Stored records:

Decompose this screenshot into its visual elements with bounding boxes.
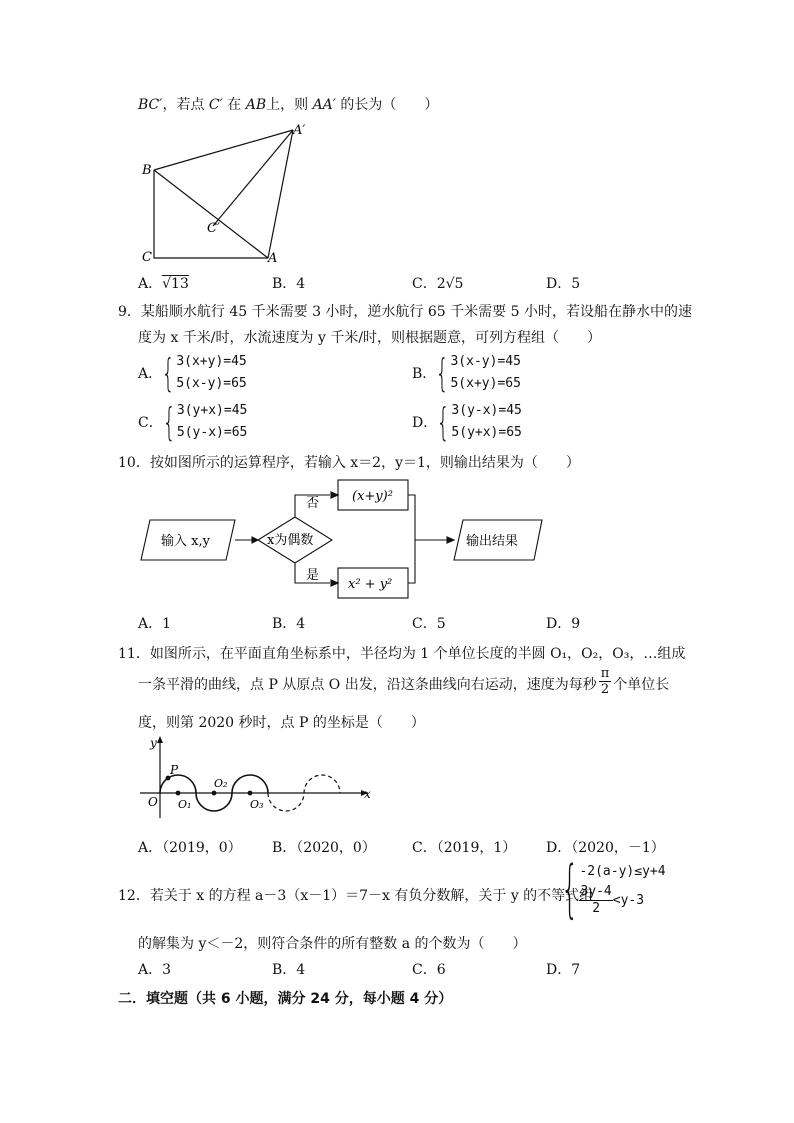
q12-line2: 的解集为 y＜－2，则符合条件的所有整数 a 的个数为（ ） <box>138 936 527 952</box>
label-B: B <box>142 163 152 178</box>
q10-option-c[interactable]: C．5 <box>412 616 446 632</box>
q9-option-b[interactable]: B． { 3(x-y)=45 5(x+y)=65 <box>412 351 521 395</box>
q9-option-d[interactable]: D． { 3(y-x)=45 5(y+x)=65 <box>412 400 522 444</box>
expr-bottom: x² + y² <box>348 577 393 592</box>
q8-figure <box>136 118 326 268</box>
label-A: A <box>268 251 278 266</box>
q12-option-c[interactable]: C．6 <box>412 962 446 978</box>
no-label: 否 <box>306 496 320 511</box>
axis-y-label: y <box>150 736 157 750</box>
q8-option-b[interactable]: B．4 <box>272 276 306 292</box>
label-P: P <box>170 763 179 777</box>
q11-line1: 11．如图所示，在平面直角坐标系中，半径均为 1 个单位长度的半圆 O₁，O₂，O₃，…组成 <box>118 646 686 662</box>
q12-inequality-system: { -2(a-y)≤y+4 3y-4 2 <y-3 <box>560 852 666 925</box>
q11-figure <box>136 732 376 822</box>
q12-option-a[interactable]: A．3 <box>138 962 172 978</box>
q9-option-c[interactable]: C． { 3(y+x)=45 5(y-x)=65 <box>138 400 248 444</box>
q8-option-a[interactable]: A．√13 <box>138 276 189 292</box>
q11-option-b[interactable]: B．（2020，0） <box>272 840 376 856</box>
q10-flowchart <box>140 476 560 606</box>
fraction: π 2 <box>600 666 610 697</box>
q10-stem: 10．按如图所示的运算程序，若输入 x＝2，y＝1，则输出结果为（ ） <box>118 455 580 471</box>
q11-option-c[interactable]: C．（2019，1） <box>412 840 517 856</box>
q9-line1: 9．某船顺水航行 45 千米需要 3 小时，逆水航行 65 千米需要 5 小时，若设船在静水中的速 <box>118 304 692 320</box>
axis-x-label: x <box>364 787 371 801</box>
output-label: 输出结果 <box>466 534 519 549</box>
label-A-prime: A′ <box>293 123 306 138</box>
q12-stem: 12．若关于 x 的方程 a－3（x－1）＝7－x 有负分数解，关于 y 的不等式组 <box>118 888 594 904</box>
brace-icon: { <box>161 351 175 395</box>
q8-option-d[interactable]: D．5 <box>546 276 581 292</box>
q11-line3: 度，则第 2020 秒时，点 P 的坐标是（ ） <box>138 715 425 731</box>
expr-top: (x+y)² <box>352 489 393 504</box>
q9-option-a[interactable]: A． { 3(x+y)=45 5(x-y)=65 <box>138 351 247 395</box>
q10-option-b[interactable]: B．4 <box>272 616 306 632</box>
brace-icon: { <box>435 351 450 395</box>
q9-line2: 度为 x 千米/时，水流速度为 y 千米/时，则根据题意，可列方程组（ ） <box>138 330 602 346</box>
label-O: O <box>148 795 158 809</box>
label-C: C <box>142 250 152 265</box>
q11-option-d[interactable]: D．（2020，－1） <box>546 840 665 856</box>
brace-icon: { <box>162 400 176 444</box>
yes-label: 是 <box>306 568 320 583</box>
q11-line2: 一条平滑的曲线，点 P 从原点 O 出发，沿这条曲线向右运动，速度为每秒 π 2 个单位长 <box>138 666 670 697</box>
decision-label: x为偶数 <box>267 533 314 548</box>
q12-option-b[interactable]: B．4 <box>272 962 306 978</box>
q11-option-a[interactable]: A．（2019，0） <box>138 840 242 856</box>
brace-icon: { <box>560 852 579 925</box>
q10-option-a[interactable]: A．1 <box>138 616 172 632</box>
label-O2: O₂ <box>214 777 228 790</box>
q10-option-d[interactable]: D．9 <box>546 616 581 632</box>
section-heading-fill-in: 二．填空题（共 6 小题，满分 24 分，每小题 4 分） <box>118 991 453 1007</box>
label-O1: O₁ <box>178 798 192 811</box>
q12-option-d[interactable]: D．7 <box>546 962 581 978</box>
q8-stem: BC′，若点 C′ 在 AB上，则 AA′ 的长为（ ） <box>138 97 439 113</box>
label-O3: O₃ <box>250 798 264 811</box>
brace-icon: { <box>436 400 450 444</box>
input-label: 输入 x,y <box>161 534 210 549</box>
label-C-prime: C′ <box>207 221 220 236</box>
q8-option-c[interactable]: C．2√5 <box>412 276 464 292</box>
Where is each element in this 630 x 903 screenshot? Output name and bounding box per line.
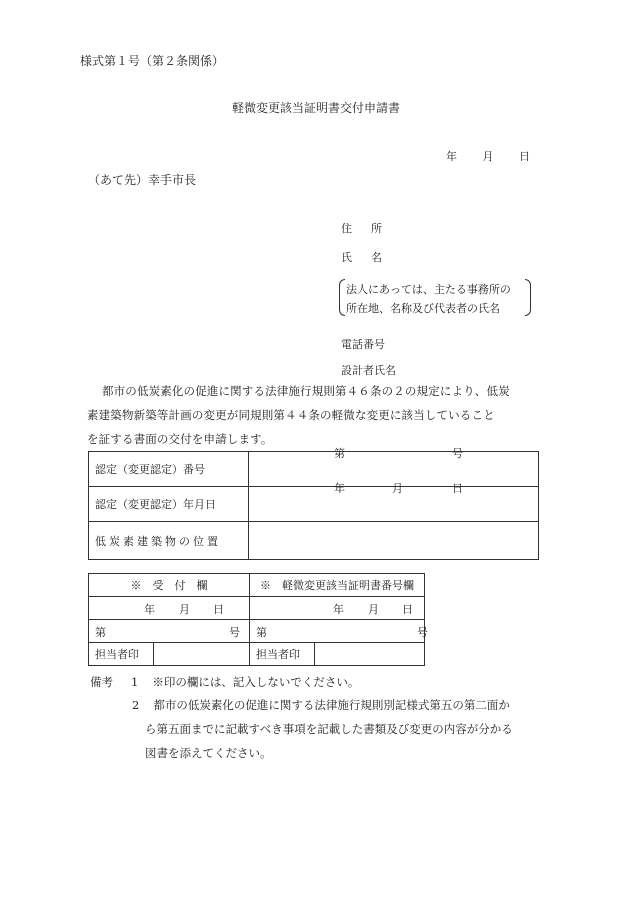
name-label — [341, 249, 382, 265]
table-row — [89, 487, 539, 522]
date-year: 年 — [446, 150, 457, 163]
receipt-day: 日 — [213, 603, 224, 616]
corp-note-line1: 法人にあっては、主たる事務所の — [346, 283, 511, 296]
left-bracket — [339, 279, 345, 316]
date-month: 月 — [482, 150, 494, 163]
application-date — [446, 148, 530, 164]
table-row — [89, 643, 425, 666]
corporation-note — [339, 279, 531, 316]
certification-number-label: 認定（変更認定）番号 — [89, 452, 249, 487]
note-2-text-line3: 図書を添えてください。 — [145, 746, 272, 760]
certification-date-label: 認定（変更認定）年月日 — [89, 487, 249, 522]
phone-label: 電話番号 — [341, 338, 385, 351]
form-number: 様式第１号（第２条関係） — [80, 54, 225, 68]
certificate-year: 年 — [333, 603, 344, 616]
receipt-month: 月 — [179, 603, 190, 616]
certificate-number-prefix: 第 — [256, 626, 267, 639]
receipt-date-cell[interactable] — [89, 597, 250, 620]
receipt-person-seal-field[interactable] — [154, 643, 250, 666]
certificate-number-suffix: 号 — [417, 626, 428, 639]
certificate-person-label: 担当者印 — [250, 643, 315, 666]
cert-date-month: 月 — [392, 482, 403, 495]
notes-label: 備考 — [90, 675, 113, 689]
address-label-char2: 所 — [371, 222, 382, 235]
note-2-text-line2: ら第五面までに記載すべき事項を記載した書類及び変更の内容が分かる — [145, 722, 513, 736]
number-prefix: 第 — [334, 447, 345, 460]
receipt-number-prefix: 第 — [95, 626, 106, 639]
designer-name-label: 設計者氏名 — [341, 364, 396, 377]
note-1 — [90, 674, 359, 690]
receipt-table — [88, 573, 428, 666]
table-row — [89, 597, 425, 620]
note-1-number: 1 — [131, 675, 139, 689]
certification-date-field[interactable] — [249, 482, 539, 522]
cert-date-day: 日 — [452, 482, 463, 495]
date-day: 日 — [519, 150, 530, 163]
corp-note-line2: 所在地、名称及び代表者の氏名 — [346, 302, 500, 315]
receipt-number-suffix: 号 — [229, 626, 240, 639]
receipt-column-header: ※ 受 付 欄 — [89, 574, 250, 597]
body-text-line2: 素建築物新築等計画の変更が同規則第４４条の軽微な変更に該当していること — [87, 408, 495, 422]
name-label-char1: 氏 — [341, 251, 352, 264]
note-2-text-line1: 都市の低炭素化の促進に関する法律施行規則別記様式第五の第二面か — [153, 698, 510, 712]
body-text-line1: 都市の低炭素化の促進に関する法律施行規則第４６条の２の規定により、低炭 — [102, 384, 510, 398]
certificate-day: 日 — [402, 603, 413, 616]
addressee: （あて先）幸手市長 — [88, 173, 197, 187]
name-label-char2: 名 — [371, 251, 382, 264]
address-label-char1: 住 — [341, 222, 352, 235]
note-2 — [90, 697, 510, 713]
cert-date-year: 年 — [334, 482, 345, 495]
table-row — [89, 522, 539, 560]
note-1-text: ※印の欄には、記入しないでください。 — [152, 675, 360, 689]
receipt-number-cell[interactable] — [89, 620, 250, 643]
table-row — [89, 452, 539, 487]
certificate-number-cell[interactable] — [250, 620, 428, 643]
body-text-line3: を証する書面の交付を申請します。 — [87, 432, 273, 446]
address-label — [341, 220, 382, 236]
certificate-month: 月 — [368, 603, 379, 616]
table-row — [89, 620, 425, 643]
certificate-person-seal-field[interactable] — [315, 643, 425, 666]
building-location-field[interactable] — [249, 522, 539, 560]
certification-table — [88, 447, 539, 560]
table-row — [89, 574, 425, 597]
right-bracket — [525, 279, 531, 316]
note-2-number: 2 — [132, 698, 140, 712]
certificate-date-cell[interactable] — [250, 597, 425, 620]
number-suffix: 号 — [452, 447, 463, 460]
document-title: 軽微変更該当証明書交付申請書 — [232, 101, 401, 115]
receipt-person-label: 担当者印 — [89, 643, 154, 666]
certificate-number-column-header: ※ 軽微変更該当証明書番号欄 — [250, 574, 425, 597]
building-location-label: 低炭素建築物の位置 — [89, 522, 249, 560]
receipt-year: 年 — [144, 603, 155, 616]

Given problem:
Rewrite the records starting with the line that contains "q12-line2: 的解集为 y＜－2，则符合条件的所有整数" and going on through the line that contains "351 175 395</box>", with "interactable" changed to "clickable" and everything else left unchanged.

Written response:
q12-line2: 的解集为 y＜－2，则符合条件的所有整数 a 的个数为（ ） <box>138 936 527 952</box>
label-B: B <box>142 163 152 178</box>
q10-option-c[clickable]: C．5 <box>412 616 446 632</box>
q9-option-b[clickable]: B． { 3(x-y)=45 5(x+y)=65 <box>412 351 521 395</box>
q9-option-d[clickable]: D． { 3(y-x)=45 5(y+x)=65 <box>412 400 522 444</box>
expr-bottom: x² + y² <box>348 577 393 592</box>
q8-figure <box>136 118 326 268</box>
label-A: A <box>268 251 278 266</box>
q12-option-c[clickable]: C．6 <box>412 962 446 978</box>
no-label: 否 <box>306 496 320 511</box>
axis-y-label: y <box>150 736 157 750</box>
q8-option-b[clickable]: B．4 <box>272 276 306 292</box>
label-P: P <box>170 763 179 777</box>
q11-line1: 11．如图所示，在平面直角坐标系中，半径均为 1 个单位长度的半圆 O₁，O₂，O₃，…组成 <box>118 646 686 662</box>
q12-inequality-system: { -2(a-y)≤y+4 3y-4 2 <y-3 <box>560 852 666 925</box>
q11-figure <box>136 732 376 822</box>
q12-option-a[clickable]: A．3 <box>138 962 172 978</box>
q9-option-c[clickable]: C． { 3(y+x)=45 5(y-x)=65 <box>138 400 248 444</box>
q8-option-a[clickable]: A．√13 <box>138 276 189 292</box>
q11-option-b[clickable]: B．（2020，0） <box>272 840 376 856</box>
q10-flowchart <box>140 476 560 606</box>
fraction: π 2 <box>600 666 610 697</box>
q10-stem: 10．按如图所示的运算程序，若输入 x＝2，y＝1，则输出结果为（ ） <box>118 455 580 471</box>
q11-option-c[clickable]: C．（2019，1） <box>412 840 517 856</box>
q9-line1: 9．某船顺水航行 45 千米需要 3 小时，逆水航行 65 千米需要 5 小时，若设船在静水中的速 <box>118 304 692 320</box>
axis-x-label: x <box>364 787 371 801</box>
output-label: 输出结果 <box>466 534 519 549</box>
label-A-prime: A′ <box>293 123 306 138</box>
q12-stem: 12．若关于 x 的方程 a－3（x－1）＝7－x 有负分数解，关于 y 的不等式组 <box>118 888 594 904</box>
brace-icon: { <box>161 351 175 395</box>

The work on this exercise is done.